* **EXERCISE PROMPT**: Give only the number of lines in these records that contain the word "chart".

* **Collected data**:
● ● ● ● ● ● ●
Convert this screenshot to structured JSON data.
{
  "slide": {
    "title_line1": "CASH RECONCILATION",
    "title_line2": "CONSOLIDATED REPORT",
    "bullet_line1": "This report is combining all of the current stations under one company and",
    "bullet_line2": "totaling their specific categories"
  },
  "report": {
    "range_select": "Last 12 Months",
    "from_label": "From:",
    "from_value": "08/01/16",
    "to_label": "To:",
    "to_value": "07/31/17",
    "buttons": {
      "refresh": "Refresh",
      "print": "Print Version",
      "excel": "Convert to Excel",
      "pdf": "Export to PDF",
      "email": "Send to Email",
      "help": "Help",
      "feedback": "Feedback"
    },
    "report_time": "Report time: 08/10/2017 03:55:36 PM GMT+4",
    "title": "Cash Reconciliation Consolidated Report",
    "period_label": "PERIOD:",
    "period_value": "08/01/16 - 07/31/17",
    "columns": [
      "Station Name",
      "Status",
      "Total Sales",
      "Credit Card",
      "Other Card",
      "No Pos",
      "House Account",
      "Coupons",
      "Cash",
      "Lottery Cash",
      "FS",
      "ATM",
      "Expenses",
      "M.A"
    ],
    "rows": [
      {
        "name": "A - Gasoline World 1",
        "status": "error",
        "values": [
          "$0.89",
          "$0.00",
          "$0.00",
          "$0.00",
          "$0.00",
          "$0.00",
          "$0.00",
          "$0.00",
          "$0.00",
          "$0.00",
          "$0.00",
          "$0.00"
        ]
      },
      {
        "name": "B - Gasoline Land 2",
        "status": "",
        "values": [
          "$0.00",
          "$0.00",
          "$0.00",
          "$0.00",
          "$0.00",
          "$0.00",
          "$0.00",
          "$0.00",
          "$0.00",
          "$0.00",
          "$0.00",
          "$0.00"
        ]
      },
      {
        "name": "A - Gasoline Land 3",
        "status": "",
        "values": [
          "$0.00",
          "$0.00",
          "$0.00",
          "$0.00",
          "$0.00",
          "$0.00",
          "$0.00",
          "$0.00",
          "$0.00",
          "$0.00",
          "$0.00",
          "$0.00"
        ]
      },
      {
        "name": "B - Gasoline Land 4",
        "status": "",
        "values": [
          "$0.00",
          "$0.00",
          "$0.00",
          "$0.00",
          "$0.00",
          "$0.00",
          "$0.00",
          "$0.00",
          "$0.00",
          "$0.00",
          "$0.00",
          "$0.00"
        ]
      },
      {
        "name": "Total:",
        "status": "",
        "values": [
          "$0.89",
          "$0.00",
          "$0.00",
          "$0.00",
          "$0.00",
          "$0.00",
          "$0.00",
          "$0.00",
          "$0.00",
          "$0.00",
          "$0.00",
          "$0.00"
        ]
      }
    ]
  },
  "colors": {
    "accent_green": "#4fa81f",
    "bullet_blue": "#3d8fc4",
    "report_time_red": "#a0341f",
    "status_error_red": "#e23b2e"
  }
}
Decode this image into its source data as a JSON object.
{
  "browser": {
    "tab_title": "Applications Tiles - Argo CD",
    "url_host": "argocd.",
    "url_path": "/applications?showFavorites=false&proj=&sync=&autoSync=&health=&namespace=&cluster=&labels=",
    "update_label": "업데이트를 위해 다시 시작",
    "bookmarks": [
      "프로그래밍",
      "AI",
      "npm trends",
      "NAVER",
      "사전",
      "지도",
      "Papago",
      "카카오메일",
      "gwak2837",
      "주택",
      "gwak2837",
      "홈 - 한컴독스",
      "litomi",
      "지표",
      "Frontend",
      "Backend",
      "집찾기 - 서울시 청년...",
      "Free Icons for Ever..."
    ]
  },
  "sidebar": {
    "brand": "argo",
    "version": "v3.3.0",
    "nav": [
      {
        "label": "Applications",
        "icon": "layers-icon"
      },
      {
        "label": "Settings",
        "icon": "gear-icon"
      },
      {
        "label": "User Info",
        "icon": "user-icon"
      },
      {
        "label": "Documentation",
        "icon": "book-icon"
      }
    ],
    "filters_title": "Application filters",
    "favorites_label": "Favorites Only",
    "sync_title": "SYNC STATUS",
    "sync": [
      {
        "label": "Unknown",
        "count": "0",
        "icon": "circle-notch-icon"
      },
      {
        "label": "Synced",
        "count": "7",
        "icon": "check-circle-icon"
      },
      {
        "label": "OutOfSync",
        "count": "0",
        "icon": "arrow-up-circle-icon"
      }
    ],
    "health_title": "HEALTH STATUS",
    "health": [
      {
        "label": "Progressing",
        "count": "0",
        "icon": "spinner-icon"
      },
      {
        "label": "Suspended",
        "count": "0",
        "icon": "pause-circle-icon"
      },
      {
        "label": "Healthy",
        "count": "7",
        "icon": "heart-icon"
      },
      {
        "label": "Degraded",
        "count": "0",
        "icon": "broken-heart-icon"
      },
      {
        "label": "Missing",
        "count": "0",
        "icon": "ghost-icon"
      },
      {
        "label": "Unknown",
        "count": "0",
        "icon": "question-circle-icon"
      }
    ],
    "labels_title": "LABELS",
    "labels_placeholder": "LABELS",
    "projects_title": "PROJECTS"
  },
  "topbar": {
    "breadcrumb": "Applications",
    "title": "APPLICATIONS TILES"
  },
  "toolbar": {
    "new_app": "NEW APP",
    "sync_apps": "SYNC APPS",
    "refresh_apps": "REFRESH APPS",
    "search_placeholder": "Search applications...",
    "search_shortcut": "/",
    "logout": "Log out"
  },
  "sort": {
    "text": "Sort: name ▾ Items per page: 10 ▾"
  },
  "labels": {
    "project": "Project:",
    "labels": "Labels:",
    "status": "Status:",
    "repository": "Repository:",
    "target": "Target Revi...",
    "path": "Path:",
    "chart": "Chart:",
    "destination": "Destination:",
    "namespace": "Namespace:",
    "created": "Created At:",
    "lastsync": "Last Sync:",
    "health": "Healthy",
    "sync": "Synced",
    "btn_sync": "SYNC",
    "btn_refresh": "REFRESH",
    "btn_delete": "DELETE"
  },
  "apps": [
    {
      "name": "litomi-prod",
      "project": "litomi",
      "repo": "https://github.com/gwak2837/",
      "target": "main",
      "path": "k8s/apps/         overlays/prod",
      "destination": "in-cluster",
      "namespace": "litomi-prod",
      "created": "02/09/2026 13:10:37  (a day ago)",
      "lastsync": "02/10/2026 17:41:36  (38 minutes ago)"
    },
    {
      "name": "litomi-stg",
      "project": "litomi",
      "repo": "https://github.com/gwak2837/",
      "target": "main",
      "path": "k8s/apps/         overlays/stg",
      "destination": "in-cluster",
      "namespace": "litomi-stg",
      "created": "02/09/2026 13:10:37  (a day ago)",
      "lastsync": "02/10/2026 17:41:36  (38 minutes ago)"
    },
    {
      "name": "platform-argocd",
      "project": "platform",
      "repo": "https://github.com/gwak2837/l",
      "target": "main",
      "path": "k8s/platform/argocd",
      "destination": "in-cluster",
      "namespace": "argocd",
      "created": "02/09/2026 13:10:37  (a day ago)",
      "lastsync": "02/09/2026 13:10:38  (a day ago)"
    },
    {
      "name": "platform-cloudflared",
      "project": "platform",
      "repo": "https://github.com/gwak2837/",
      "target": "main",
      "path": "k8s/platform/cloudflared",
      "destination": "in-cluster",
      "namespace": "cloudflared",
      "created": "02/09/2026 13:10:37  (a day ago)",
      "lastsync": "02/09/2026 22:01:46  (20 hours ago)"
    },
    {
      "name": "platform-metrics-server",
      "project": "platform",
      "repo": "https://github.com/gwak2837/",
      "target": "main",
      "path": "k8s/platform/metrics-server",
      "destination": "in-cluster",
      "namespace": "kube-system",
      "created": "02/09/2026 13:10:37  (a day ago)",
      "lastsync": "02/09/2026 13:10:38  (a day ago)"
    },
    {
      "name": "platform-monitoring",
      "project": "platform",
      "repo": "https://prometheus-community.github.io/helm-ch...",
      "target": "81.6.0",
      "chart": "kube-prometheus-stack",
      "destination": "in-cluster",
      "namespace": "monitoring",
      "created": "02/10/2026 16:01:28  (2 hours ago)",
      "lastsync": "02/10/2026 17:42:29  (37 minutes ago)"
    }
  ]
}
● ● ● ● ● ● ●
* **ANSWER TO THE EXERCISE**: 2